---------- Data

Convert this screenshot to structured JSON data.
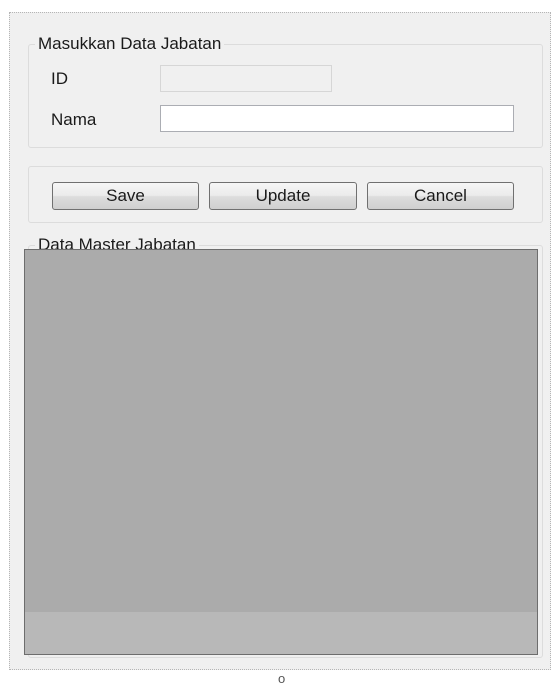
{
  "input_group": {
    "title": "Masukkan Data Jabatan",
    "id_label": "ID",
    "id_value": "",
    "nama_label": "Nama",
    "nama_value": ""
  },
  "actions": {
    "save_label": "Save",
    "update_label": "Update",
    "cancel_label": "Cancel"
  },
  "grid_group": {
    "title": "Data Master Jabatan"
  },
  "bottom_glyph": "o"
}
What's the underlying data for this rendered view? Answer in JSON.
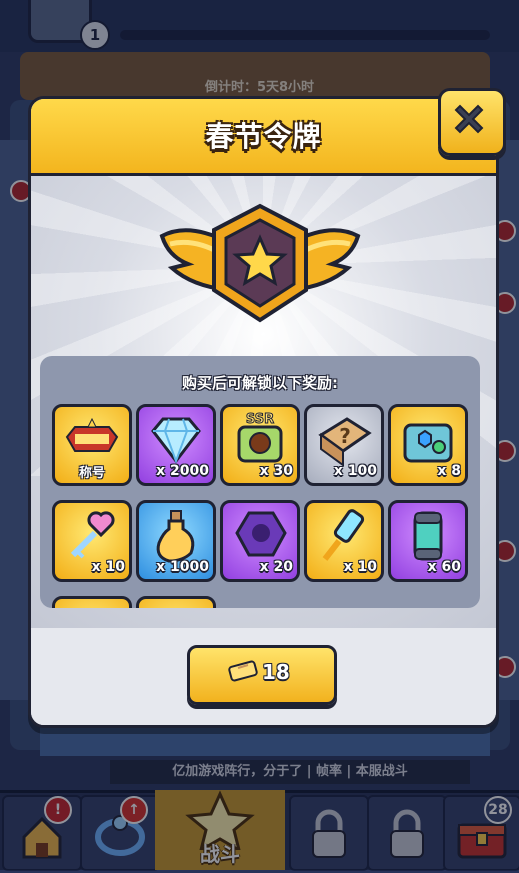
{
  "background": {
    "player_level": "1",
    "countdown": "倒计时：5天8小时",
    "status_text": "亿加游戏阵行，分于了 | 帧率 | 本服战斗",
    "nav": {
      "battle_label": "战斗",
      "chest_badge": "28",
      "alert_badge": "!"
    }
  },
  "modal": {
    "title": "春节令牌",
    "rewards_title": "购买后可解锁以下奖励:",
    "rewards": [
      {
        "icon": "title-plaque-icon",
        "name": "称号",
        "count": "",
        "bg": "gold"
      },
      {
        "icon": "diamond-icon",
        "name": "",
        "count": "x 2000",
        "bg": "purple"
      },
      {
        "icon": "ssr-chest-icon",
        "name": "",
        "count": "x 30",
        "bg": "gold"
      },
      {
        "icon": "mystery-box-icon",
        "name": "",
        "count": "x 100",
        "bg": "grey"
      },
      {
        "icon": "gem-chest-icon",
        "name": "",
        "count": "x 8",
        "bg": "gold"
      },
      {
        "icon": "heart-key-icon",
        "name": "",
        "count": "x 10",
        "bg": "gold"
      },
      {
        "icon": "potion-icon",
        "name": "",
        "count": "x 1000",
        "bg": "blue"
      },
      {
        "icon": "purple-stone-icon",
        "name": "",
        "count": "x 20",
        "bg": "purple"
      },
      {
        "icon": "crystal-key-icon",
        "name": "",
        "count": "x 10",
        "bg": "gold"
      },
      {
        "icon": "energy-canister-icon",
        "name": "",
        "count": "x 60",
        "bg": "purple"
      }
    ],
    "buy_button": {
      "price": "18",
      "icon": "ticket-icon"
    },
    "close_icon": "close-icon"
  },
  "colors": {
    "header_gold": "#f3b51e",
    "outline": "#1f2233",
    "panel_grey": "#8e97ad"
  }
}
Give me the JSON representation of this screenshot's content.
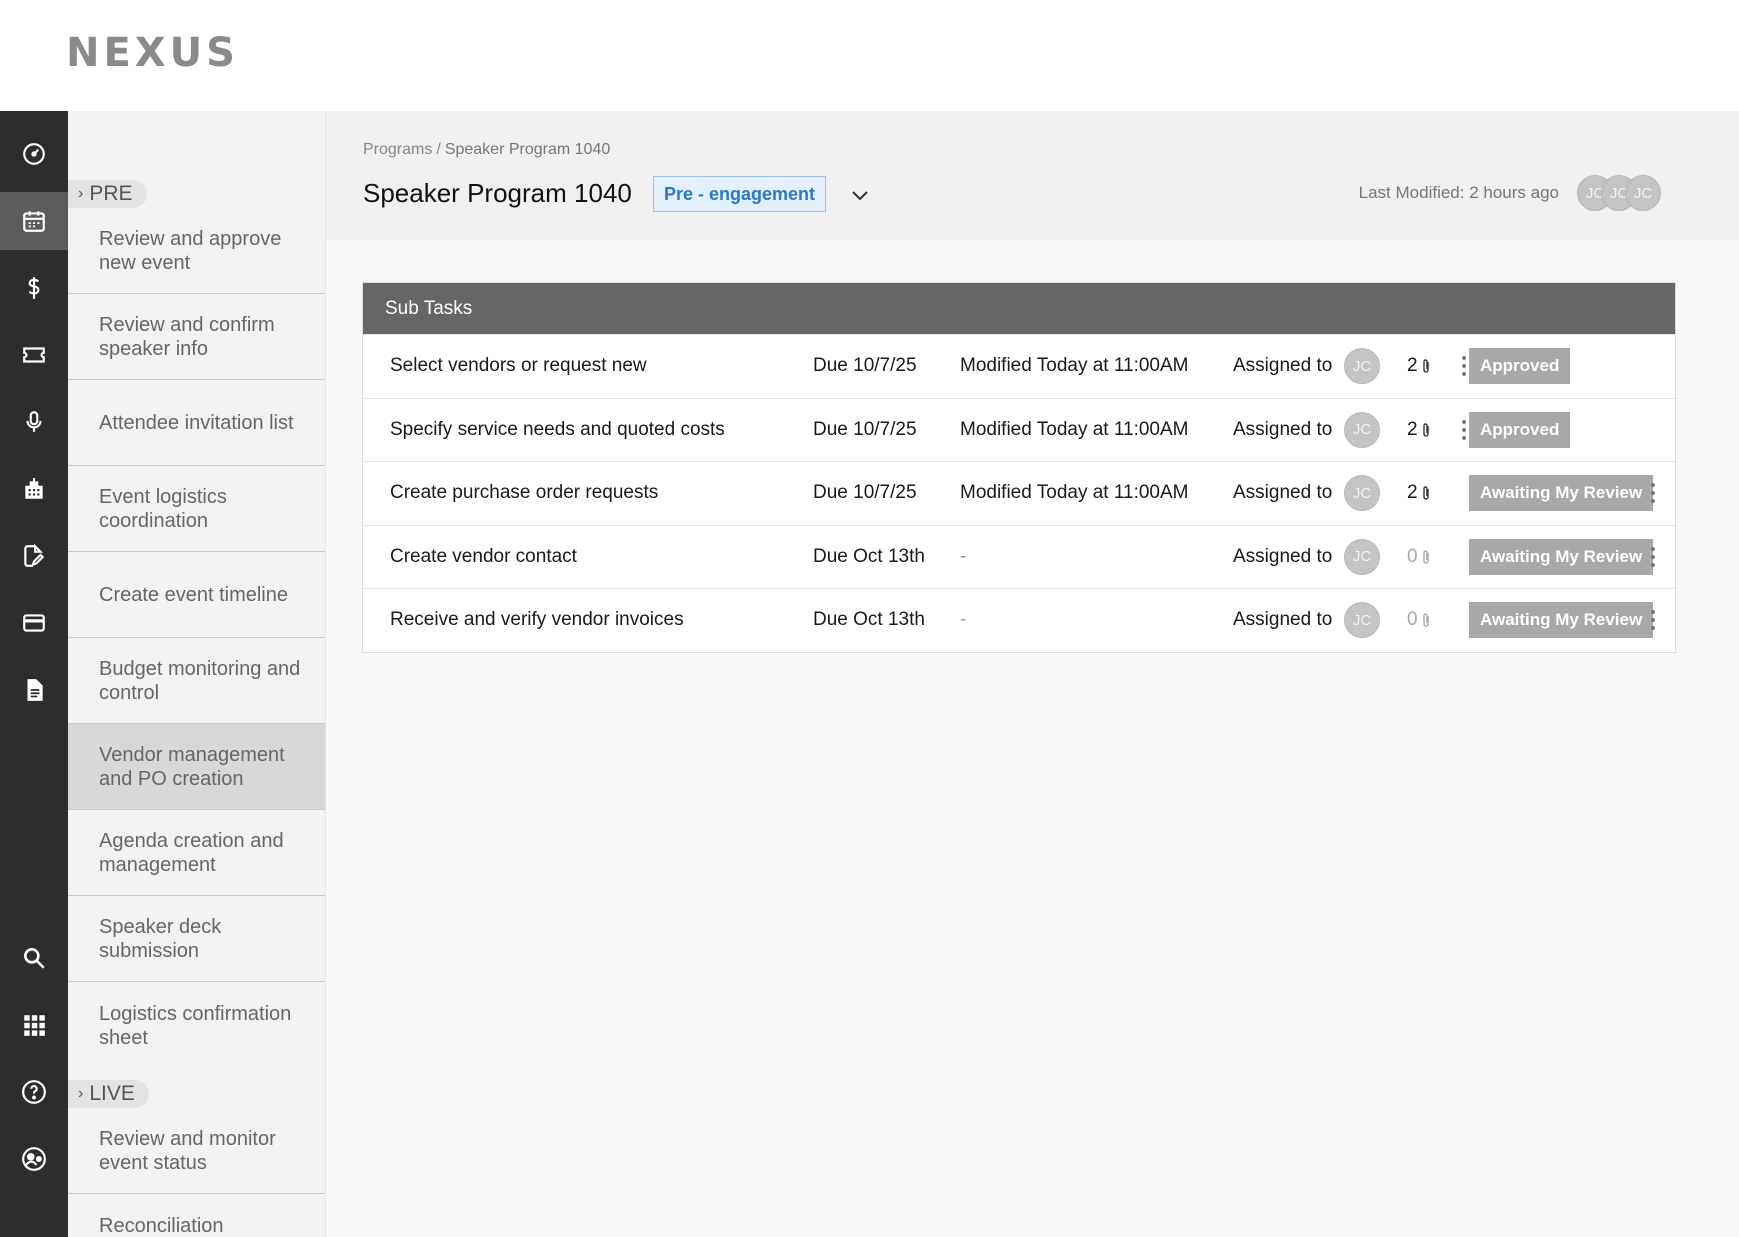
{
  "app": {
    "logo": "NEXUS"
  },
  "rail": {
    "items": [
      {
        "name": "dashboard",
        "icon": "gauge-icon",
        "active": false
      },
      {
        "name": "calendar",
        "icon": "calendar-icon",
        "active": true
      },
      {
        "name": "budget",
        "icon": "dollar-icon",
        "active": false
      },
      {
        "name": "tickets",
        "icon": "ticket-icon",
        "active": false
      },
      {
        "name": "speakers",
        "icon": "microphone-icon",
        "active": false
      },
      {
        "name": "venues",
        "icon": "building-icon",
        "active": false
      },
      {
        "name": "edit-docs",
        "icon": "document-edit-icon",
        "active": false
      },
      {
        "name": "payments",
        "icon": "credit-card-icon",
        "active": false
      },
      {
        "name": "files",
        "icon": "file-icon",
        "active": false
      },
      {
        "name": "search",
        "icon": "search-icon",
        "active": false
      },
      {
        "name": "apps",
        "icon": "grid-icon",
        "active": false
      },
      {
        "name": "help",
        "icon": "help-icon",
        "active": false
      },
      {
        "name": "profile",
        "icon": "user-circle-icon",
        "active": false
      }
    ]
  },
  "steps": {
    "pre_label": "PRE",
    "live_label": "LIVE",
    "pre_items": [
      "Review and approve new event",
      "Review and confirm speaker info",
      "Attendee invitation list",
      "Event logistics coordination",
      "Create event timeline",
      "Budget monitoring and control",
      "Vendor management and PO creation",
      "Agenda creation and management",
      "Speaker deck submission",
      "Logistics confirmation sheet"
    ],
    "active_item": "Vendor management and PO creation",
    "live_items": [
      "Review and monitor event status",
      "Reconciliation"
    ]
  },
  "header": {
    "breadcrumb_root": "Programs",
    "breadcrumb_sep": "/",
    "breadcrumb_current": "Speaker Program 1040",
    "title": "Speaker Program 1040",
    "stage": "Pre - engagement",
    "last_modified": "Last Modified: 2 hours ago",
    "collaborators": [
      "JC",
      "JC",
      "JC"
    ]
  },
  "subtasks": {
    "title": "Sub Tasks",
    "rows": [
      {
        "title": "Select vendors or request new",
        "due": "Due 10/7/25",
        "modified": "Modified Today at 11:00AM",
        "assigned_label": "Assigned to",
        "assignee": "JC",
        "attachments": "2",
        "status": "Approved"
      },
      {
        "title": "Specify service needs and quoted costs",
        "due": "Due 10/7/25",
        "modified": "Modified Today at 11:00AM",
        "assigned_label": "Assigned to",
        "assignee": "JC",
        "attachments": "2",
        "status": "Approved"
      },
      {
        "title": "Create purchase order requests",
        "due": "Due 10/7/25",
        "modified": "Modified Today at 11:00AM",
        "assigned_label": "Assigned to",
        "assignee": "JC",
        "attachments": "2",
        "status": "Awaiting My Review"
      },
      {
        "title": "Create vendor contact",
        "due": "Due Oct 13th",
        "modified": "-",
        "assigned_label": "Assigned to",
        "assignee": "JC",
        "attachments": "0",
        "status": "Awaiting My Review"
      },
      {
        "title": "Receive and verify vendor invoices",
        "due": "Due Oct 13th",
        "modified": "-",
        "assigned_label": "Assigned to",
        "assignee": "JC",
        "attachments": "0",
        "status": "Awaiting My Review"
      }
    ]
  },
  "colors": {
    "rail_bg": "#2d2d2d",
    "rail_active": "#5c5c5c",
    "badge_blue": "#2a79c9",
    "status_gray": "#a8a8a8",
    "card_header": "#666666"
  }
}
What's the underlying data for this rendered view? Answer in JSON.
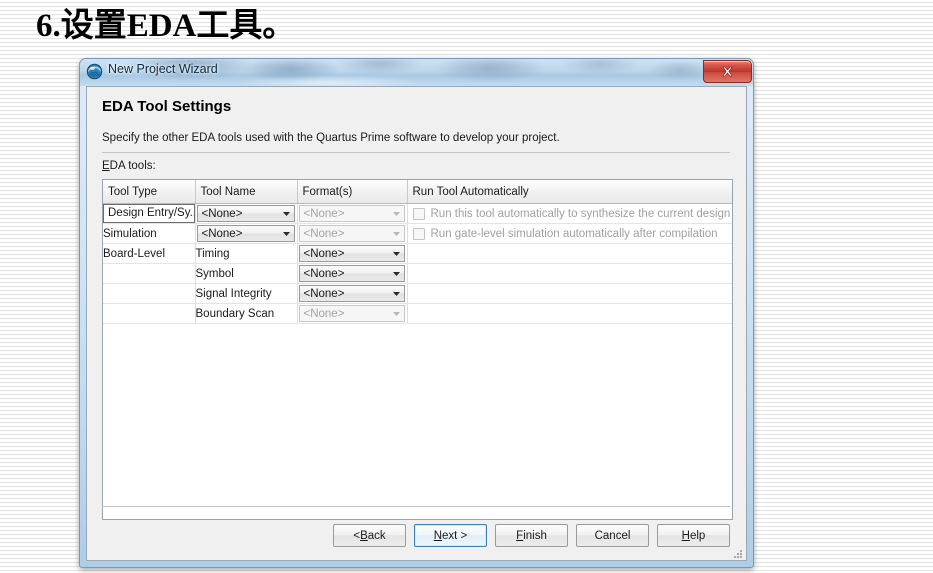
{
  "slide": {
    "title": "6.设置EDA工具。"
  },
  "dialog": {
    "window_title": "New Project Wizard",
    "close_label": "x",
    "heading": "EDA Tool Settings",
    "description": "Specify the other EDA tools used with the Quartus Prime software to develop your project.",
    "field_label_prefix": "E",
    "field_label_rest": "DA tools:"
  },
  "table": {
    "headers": [
      "Tool Type",
      "Tool Name",
      "Format(s)",
      "Run Tool Automatically"
    ],
    "rows": [
      {
        "tool_type": "Design Entry/Sy...",
        "tool_type_focused": true,
        "tool_name_value": "<None>",
        "tool_name_enabled": true,
        "format_value": "<None>",
        "format_enabled": false,
        "run_label": "Run this tool automatically to synthesize the current design",
        "run_checked": false,
        "run_enabled": false
      },
      {
        "tool_type": "Simulation",
        "tool_type_focused": false,
        "tool_name_value": "<None>",
        "tool_name_enabled": true,
        "format_value": "<None>",
        "format_enabled": false,
        "run_label": "Run gate-level simulation automatically after compilation",
        "run_checked": false,
        "run_enabled": false
      },
      {
        "tool_type": "Board-Level",
        "tool_type_focused": false,
        "tool_name_text": "Timing",
        "format_value": "<None>",
        "format_enabled": true,
        "run_label": "",
        "run_checked": false,
        "run_enabled": false
      },
      {
        "tool_type": "",
        "tool_type_focused": false,
        "tool_name_text": "Symbol",
        "format_value": "<None>",
        "format_enabled": true,
        "run_label": "",
        "run_checked": false,
        "run_enabled": false
      },
      {
        "tool_type": "",
        "tool_type_focused": false,
        "tool_name_text": "Signal Integrity",
        "format_value": "<None>",
        "format_enabled": true,
        "run_label": "",
        "run_checked": false,
        "run_enabled": false
      },
      {
        "tool_type": "",
        "tool_type_focused": false,
        "tool_name_text": "Boundary Scan",
        "format_value": "<None>",
        "format_enabled": false,
        "run_label": "",
        "run_checked": false,
        "run_enabled": false
      }
    ]
  },
  "buttons": [
    {
      "name": "back",
      "pre": "< ",
      "mnemonic": "B",
      "post": "ack",
      "default": false
    },
    {
      "name": "next",
      "pre": "",
      "mnemonic": "N",
      "post": "ext >",
      "default": true
    },
    {
      "name": "finish",
      "pre": "",
      "mnemonic": "F",
      "post": "inish",
      "default": false
    },
    {
      "name": "cancel",
      "pre": "Cancel",
      "mnemonic": "",
      "post": "",
      "default": false
    },
    {
      "name": "help",
      "pre": "",
      "mnemonic": "H",
      "post": "elp",
      "default": false
    }
  ],
  "colors": {
    "aero_border": "#7a98b8",
    "close_red": "#b8352c",
    "default_button_focus": "#3c7fb1",
    "client_bg": "#f0f0f0",
    "disabled_text": "#a0a0a0"
  }
}
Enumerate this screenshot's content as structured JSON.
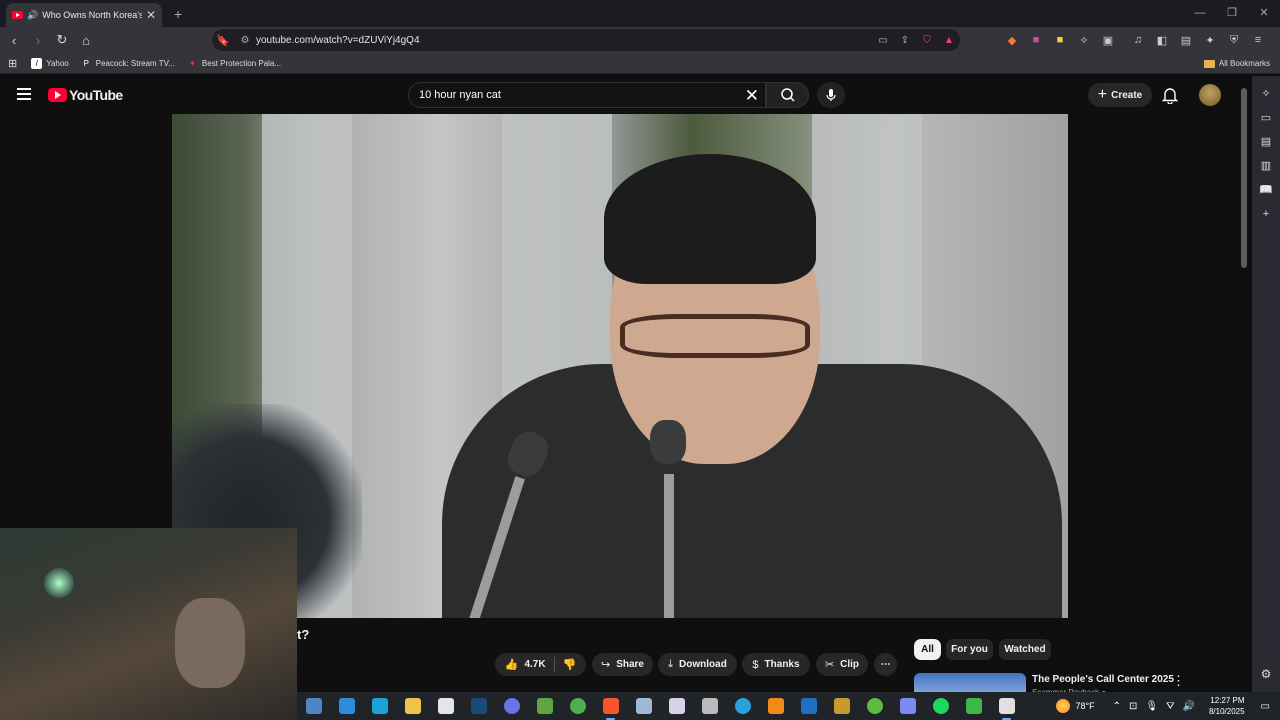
{
  "browser": {
    "tab_title": "Who Owns North Korea's Ste",
    "new_tab": "+",
    "url": "youtube.com/watch?v=dZUViYj4gQ4",
    "bookmarks": [
      {
        "label": "Yahoo",
        "icon": "Y",
        "color": "#000000"
      },
      {
        "label": "Peacock: Stream TV...",
        "icon": "P",
        "color": "#000000"
      },
      {
        "label": "Best Protection Pala...",
        "icon": "✦",
        "color": "#e0452b"
      }
    ],
    "all_bookmarks": "All Bookmarks",
    "accent": "#fb542b"
  },
  "youtube": {
    "logo_text": "YouTube",
    "search_value": "10 hour nyan cat",
    "create_label": "Create",
    "video_title_tail": "t?",
    "actions": {
      "like_count": "4.7K",
      "share": "Share",
      "download": "Download",
      "thanks": "Thanks",
      "clip": "Clip",
      "more": "⋯"
    },
    "chips": [
      "All",
      "For you",
      "Watched"
    ],
    "recommendation": {
      "title": "The People's Call Center 2025",
      "channel": "Scammer Payback ●"
    }
  },
  "taskbar": {
    "temperature": "78°F",
    "time": "12:27 PM",
    "date": "8/10/2025",
    "apps": [
      {
        "name": "notepad-app",
        "color": "#4c86c6"
      },
      {
        "name": "vscode-app",
        "color": "#2d8cdc"
      },
      {
        "name": "edge-app",
        "color": "#1ea0d8"
      },
      {
        "name": "file-explorer-app",
        "color": "#f1c34d"
      },
      {
        "name": "calculator-app",
        "color": "#e5e5e5"
      },
      {
        "name": "steam-app",
        "color": "#1b4a74"
      },
      {
        "name": "discord-app",
        "color": "#6675e8"
      },
      {
        "name": "minecraft-app",
        "color": "#5ea640"
      },
      {
        "name": "chrome-app",
        "color": "#4caf50"
      },
      {
        "name": "brave-app",
        "color": "#fb542b"
      },
      {
        "name": "notes-app",
        "color": "#9fb9d4"
      },
      {
        "name": "paint-app",
        "color": "#d8d2e8"
      },
      {
        "name": "calc2-app",
        "color": "#bbbbbb"
      },
      {
        "name": "telegram-app",
        "color": "#2ba1db"
      },
      {
        "name": "vlc-app",
        "color": "#ef8b1a"
      },
      {
        "name": "outlook-app",
        "color": "#1f6fc6"
      },
      {
        "name": "wow-app",
        "color": "#c89a2d"
      },
      {
        "name": "xbox-app",
        "color": "#5dbb40"
      },
      {
        "name": "copilot-app",
        "color": "#7c8af0"
      },
      {
        "name": "spotify-app",
        "color": "#1ed760"
      },
      {
        "name": "shield-app",
        "color": "#42b549"
      },
      {
        "name": "settings-app",
        "color": "#e0e0e0"
      }
    ]
  }
}
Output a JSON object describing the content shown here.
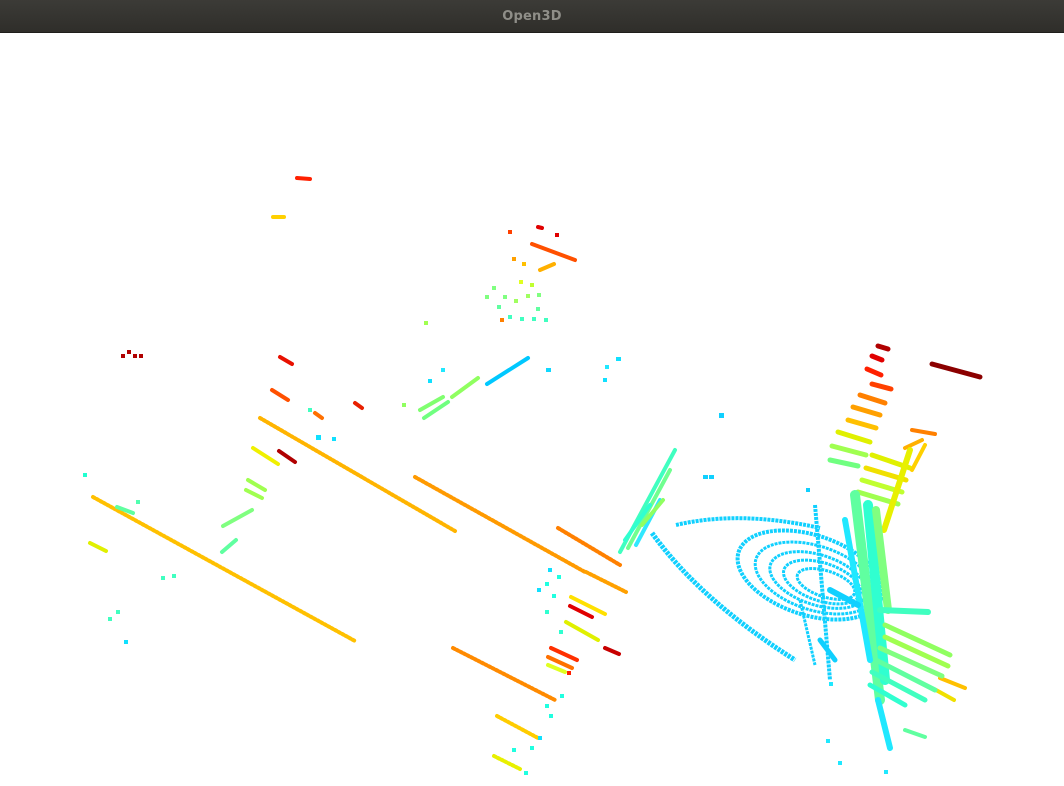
{
  "window": {
    "title": "Open3D"
  },
  "viewport": {
    "background": "#ffffff",
    "colormap": "jet"
  }
}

--------------------

List the lines of the records where "Specify" occurs.

Solved exercise —
        "title": "Specify service needs and quoted costs",
    "description": "Specify the other EDA tools used with the Quartus Prime software to develop your project.",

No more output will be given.